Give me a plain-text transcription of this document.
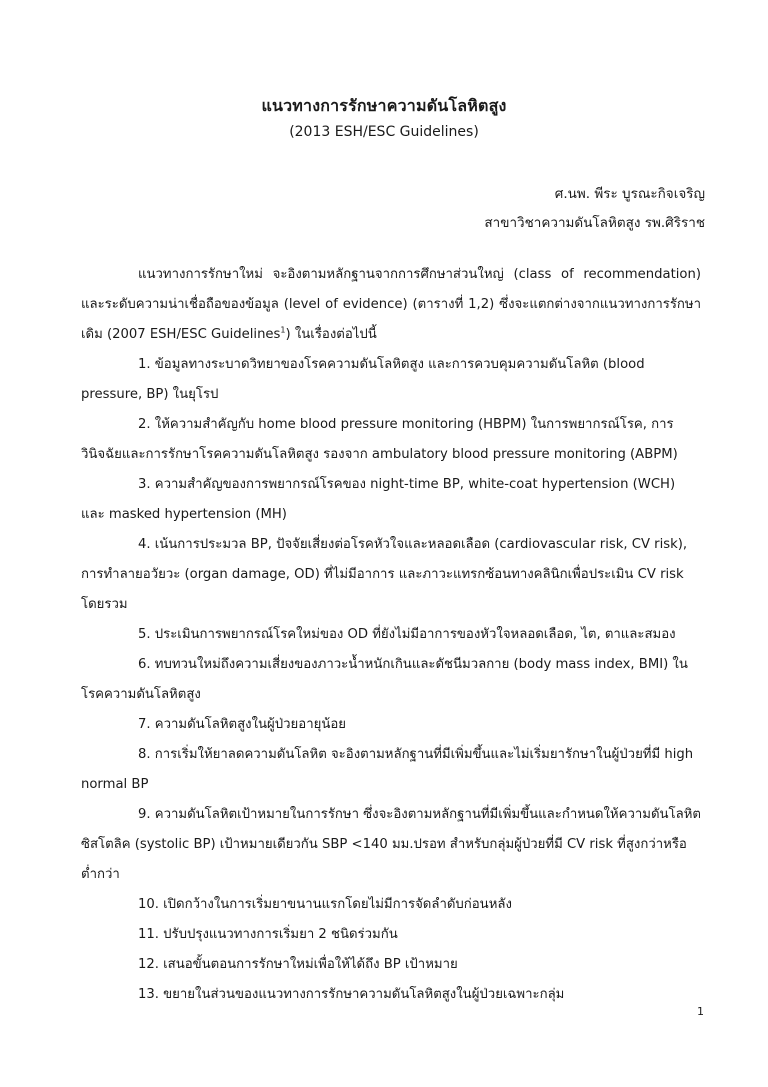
แนวทางการรักษาความดันโลหิตสูง
(2013 ESH/ESC Guidelines)
ศ.นพ. พีระ บูรณะกิจเจริญ
สาขาวิชาความดันโลหิตสูง รพ.ศิริราช

แนวทางการรักษาใหม่ จะอิงตามหลักฐานจากการศึกษาส่วนใหญ่ (class of recommendation) และระดับความน่าเชื่อถือของข้อมูล (level of evidence) (ตารางที่ 1,2) ซึ่งจะแตกต่างจากแนวทางการรักษาเดิม (2007 ESH/ESC Guidelines$^1$) ในเรื่องต่อไปนี้

1. ข้อมูลทางระบาดวิทยาของโรคความดันโลหิตสูง และการควบคุมความดันโลหิต (blood pressure, BP) ในยุโรป

2. ให้ความสำคัญกับ home blood pressure monitoring (HBPM) ในการพยากรณ์โรค, การวินิจฉัยและการรักษาโรคความดันโลหิตสูง รองจาก ambulatory blood pressure monitoring (ABPM)

3. ความสำคัญของการพยากรณ์โรคของ night-time BP, white-coat hypertension (WCH) และ masked hypertension (MH)

4. เน้นการประมวล BP, ปัจจัยเสี่ยงต่อโรคหัวใจและหลอดเลือด (cardiovascular risk, CV risk), การทำลายอวัยวะ (organ damage, OD) ที่ไม่มีอาการ และภาวะแทรกซ้อนทางคลินิกเพื่อประเมิน CV risk โดยรวม

5. ประเมินการพยากรณ์โรคใหม่ของ OD ที่ยังไม่มีอาการของหัวใจหลอดเลือด, ไต, ตาและสมอง

6. ทบทวนใหม่ถึงความเสี่ยงของภาวะน้ำหนักเกินและดัชนีมวลกาย (body mass index, BMI) ในโรคความดันโลหิตสูง

7. ความดันโลหิตสูงในผู้ป่วยอายุน้อย

8. การเริ่มให้ยาลดความดันโลหิต จะอิงตามหลักฐานที่มีเพิ่มขึ้นและไม่เริ่มยารักษาในผู้ป่วยที่มี high normal BP

9. ความดันโลหิตเป้าหมายในการรักษา ซึ่งจะอิงตามหลักฐานที่มีเพิ่มขึ้นและกำหนดให้ความดันโลหิตซิสโตลิค (systolic BP) เป้าหมายเดียวกัน SBP <140 มม.ปรอท สำหรับกลุ่มผู้ป่วยที่มี CV risk ที่สูงกว่าหรือต่ำกว่า

10. เปิดกว้างในการเริ่มยาขนานแรกโดยไม่มีการจัดลำดับก่อนหลัง

11. ปรับปรุงแนวทางการเริ่มยา 2 ชนิดร่วมกัน

12. เสนอขั้นตอนการรักษาใหม่เพื่อให้ได้ถึง BP เป้าหมาย

13. ขยายในส่วนของแนวทางการรักษาความดันโลหิตสูงในผู้ป่วยเฉพาะกลุ่ม

1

⁂

◆ **Work required**
Restate the whole listing above exactly, except for its images.

◆ **The answer**
Give me a plain-text transcription of this document.
แนวทางการรักษาความดันโลหิตสูง
(2013 ESH/ESC Guidelines)
ศ.นพ. พีระ บูรณะกิจเจริญ
สาขาวิชาความดันโลหิตสูง รพ.ศิริราช

แนวทางการรักษาใหม่ จะอิงตามหลักฐานจากการศึกษาส่วนใหญ่ (class of recommendation) และระดับความน่าเชื่อถือของข้อมูล (level of evidence) (ตารางที่ 1,2) ซึ่งจะแตกต่างจากแนวทางการรักษาเดิม (2007 ESH/ESC Guidelines$^1$) ในเรื่องต่อไปนี้

1. ข้อมูลทางระบาดวิทยาของโรคความดันโลหิตสูง และการควบคุมความดันโลหิต (blood pressure, BP) ในยุโรป

2. ให้ความสำคัญกับ home blood pressure monitoring (HBPM) ในการพยากรณ์โรค, การวินิจฉัยและการรักษาโรคความดันโลหิตสูง รองจาก ambulatory blood pressure monitoring (ABPM)

3. ความสำคัญของการพยากรณ์โรคของ night-time BP, white-coat hypertension (WCH) และ masked hypertension (MH)

4. เน้นการประมวล BP, ปัจจัยเสี่ยงต่อโรคหัวใจและหลอดเลือด (cardiovascular risk, CV risk), การทำลายอวัยวะ (organ damage, OD) ที่ไม่มีอาการ และภาวะแทรกซ้อนทางคลินิกเพื่อประเมิน CV risk โดยรวม

5. ประเมินการพยากรณ์โรคใหม่ของ OD ที่ยังไม่มีอาการของหัวใจหลอดเลือด, ไต, ตาและสมอง

6. ทบทวนใหม่ถึงความเสี่ยงของภาวะน้ำหนักเกินและดัชนีมวลกาย (body mass index, BMI) ในโรคความดันโลหิตสูง

7. ความดันโลหิตสูงในผู้ป่วยอายุน้อย

8. การเริ่มให้ยาลดความดันโลหิต จะอิงตามหลักฐานที่มีเพิ่มขึ้นและไม่เริ่มยารักษาในผู้ป่วยที่มี high normal BP

9. ความดันโลหิตเป้าหมายในการรักษา ซึ่งจะอิงตามหลักฐานที่มีเพิ่มขึ้นและกำหนดให้ความดันโลหิตซิสโตลิค (systolic BP) เป้าหมายเดียวกัน SBP <140 มม.ปรอท สำหรับกลุ่มผู้ป่วยที่มี CV risk ที่สูงกว่าหรือต่ำกว่า

10. เปิดกว้างในการเริ่มยาขนานแรกโดยไม่มีการจัดลำดับก่อนหลัง

11. ปรับปรุงแนวทางการเริ่มยา 2 ชนิดร่วมกัน

12. เสนอขั้นตอนการรักษาใหม่เพื่อให้ได้ถึง BP เป้าหมาย

13. ขยายในส่วนของแนวทางการรักษาความดันโลหิตสูงในผู้ป่วยเฉพาะกลุ่ม

1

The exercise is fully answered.